Where the data below has the string "type", return the whole line.
── DATA SUPPLIED
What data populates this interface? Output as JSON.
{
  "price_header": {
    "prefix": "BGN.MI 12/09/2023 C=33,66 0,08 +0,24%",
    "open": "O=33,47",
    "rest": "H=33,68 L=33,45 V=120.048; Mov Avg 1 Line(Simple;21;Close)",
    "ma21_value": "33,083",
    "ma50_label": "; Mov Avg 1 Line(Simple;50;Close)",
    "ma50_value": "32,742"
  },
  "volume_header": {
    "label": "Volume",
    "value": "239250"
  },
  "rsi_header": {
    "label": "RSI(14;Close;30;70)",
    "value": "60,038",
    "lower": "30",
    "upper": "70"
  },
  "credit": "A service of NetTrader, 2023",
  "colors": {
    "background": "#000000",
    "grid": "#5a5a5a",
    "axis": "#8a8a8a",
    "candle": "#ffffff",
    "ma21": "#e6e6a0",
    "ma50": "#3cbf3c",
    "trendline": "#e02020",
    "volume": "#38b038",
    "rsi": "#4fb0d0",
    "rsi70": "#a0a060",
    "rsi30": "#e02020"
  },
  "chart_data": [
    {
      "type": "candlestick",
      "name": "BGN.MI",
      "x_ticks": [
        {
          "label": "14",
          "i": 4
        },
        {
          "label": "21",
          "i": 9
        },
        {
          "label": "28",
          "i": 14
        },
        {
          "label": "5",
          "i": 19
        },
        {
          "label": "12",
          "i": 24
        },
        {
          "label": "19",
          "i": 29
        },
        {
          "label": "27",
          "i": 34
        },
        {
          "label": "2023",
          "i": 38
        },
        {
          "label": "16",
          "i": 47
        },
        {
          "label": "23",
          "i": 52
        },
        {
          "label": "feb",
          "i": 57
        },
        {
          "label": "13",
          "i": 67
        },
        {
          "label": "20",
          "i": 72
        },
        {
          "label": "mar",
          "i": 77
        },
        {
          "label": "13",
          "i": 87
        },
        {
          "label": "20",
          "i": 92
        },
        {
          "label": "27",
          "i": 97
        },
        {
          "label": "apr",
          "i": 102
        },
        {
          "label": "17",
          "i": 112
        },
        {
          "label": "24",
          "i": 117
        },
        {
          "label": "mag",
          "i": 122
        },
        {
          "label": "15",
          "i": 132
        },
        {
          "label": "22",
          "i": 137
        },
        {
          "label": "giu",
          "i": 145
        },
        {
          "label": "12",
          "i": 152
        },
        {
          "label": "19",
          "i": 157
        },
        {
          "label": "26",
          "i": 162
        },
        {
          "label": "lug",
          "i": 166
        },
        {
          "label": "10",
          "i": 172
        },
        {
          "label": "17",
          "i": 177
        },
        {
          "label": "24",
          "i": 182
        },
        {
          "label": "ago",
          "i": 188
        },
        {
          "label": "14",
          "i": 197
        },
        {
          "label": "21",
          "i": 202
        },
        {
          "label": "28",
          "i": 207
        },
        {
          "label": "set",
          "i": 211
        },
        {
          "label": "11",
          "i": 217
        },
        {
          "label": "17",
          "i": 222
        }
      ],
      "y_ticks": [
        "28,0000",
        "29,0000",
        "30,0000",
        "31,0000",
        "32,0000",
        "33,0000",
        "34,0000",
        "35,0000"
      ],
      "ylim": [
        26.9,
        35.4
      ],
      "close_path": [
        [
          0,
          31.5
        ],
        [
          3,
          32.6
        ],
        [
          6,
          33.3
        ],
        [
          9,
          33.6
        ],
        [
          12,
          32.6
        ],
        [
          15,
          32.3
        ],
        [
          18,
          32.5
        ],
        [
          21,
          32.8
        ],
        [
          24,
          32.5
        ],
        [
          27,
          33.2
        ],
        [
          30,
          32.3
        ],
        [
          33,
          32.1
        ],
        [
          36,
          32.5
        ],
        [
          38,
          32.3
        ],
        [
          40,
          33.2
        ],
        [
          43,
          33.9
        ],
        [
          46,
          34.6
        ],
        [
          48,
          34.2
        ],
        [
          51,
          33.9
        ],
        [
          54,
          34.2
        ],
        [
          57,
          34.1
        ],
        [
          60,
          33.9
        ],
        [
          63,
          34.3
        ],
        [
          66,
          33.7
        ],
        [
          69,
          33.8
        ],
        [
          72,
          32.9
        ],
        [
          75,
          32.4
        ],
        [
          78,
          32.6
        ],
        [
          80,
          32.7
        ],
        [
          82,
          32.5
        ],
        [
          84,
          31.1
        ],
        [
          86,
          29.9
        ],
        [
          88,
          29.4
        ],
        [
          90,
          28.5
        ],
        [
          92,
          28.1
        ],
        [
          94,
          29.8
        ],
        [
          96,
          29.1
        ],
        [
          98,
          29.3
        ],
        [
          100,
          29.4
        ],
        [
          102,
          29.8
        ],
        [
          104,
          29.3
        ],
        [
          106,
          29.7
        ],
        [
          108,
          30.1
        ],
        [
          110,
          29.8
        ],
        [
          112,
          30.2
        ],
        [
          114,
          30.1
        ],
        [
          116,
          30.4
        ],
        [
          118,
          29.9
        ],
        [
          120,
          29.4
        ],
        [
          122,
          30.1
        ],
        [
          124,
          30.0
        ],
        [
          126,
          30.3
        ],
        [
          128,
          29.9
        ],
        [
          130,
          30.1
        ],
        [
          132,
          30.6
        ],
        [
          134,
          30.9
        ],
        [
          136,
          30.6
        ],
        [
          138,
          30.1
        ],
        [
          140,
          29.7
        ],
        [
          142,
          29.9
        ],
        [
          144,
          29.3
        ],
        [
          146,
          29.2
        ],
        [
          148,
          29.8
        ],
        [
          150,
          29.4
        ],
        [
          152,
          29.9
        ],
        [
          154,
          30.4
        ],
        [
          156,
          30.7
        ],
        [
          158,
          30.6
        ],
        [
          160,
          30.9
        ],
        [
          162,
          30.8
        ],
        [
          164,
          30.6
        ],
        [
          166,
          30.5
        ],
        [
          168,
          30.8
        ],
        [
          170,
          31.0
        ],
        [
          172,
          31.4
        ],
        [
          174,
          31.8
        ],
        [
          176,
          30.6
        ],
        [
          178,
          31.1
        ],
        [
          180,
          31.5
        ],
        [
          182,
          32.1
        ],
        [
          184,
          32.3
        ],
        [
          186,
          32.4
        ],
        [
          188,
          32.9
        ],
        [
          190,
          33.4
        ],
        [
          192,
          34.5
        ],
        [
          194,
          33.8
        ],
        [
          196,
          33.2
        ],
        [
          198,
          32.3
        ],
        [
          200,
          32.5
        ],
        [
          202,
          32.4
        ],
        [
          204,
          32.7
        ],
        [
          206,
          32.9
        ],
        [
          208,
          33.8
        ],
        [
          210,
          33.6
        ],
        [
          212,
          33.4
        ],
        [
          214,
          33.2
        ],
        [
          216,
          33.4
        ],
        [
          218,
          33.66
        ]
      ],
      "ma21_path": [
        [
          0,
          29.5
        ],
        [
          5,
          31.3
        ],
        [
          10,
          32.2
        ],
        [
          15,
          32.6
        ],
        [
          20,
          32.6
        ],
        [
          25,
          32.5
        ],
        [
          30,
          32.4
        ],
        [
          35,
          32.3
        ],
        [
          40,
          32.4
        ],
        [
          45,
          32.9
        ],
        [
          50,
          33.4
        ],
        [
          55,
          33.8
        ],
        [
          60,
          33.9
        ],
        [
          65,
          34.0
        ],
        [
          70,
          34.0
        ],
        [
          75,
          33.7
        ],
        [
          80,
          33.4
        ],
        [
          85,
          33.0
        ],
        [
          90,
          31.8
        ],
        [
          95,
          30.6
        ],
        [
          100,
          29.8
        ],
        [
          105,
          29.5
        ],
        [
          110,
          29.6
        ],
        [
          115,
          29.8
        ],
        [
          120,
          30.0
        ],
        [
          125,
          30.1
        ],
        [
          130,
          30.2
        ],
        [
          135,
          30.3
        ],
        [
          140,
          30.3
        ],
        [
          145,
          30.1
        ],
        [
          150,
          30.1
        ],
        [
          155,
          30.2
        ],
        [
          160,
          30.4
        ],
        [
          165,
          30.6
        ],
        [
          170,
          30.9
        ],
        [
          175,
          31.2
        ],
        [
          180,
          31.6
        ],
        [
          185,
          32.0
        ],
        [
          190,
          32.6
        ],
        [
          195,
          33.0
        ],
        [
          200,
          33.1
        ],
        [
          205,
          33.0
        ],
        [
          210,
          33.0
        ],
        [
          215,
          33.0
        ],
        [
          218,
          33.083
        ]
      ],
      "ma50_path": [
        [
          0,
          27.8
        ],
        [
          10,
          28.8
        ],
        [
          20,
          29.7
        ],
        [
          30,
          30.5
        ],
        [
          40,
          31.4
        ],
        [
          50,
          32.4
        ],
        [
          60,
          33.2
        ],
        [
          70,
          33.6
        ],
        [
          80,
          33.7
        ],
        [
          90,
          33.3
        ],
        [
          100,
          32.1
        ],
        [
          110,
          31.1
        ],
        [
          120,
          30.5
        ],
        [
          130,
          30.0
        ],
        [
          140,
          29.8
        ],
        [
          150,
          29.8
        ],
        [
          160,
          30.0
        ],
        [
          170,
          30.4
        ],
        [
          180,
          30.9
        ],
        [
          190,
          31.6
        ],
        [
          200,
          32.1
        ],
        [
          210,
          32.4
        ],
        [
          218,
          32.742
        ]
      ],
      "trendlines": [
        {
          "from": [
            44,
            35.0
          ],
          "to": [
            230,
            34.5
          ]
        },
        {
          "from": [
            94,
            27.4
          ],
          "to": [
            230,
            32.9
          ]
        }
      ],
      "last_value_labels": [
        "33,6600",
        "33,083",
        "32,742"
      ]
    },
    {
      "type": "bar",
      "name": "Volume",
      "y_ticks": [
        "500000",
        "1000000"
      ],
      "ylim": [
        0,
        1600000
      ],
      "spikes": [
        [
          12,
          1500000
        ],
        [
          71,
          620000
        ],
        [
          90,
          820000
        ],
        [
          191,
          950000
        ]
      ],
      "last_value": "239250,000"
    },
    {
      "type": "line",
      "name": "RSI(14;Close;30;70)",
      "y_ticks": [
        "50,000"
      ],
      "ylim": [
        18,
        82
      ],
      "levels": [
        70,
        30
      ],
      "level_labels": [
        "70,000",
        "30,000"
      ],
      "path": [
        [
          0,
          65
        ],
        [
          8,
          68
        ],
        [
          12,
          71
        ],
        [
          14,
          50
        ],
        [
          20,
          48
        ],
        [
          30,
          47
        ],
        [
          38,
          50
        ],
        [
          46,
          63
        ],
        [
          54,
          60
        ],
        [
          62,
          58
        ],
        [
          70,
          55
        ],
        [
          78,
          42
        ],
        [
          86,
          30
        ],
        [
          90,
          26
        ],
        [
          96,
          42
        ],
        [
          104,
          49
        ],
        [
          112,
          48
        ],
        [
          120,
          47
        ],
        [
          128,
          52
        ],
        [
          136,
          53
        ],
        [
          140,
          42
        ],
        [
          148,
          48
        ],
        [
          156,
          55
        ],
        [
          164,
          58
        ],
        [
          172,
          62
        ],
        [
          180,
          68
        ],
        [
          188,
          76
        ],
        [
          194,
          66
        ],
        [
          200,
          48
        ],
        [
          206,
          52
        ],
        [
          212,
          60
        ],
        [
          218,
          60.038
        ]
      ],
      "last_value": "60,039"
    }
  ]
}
────
*EXERCISE RESULT*:
      "type": "candlestick",
      "type": "bar",
      "type": "line",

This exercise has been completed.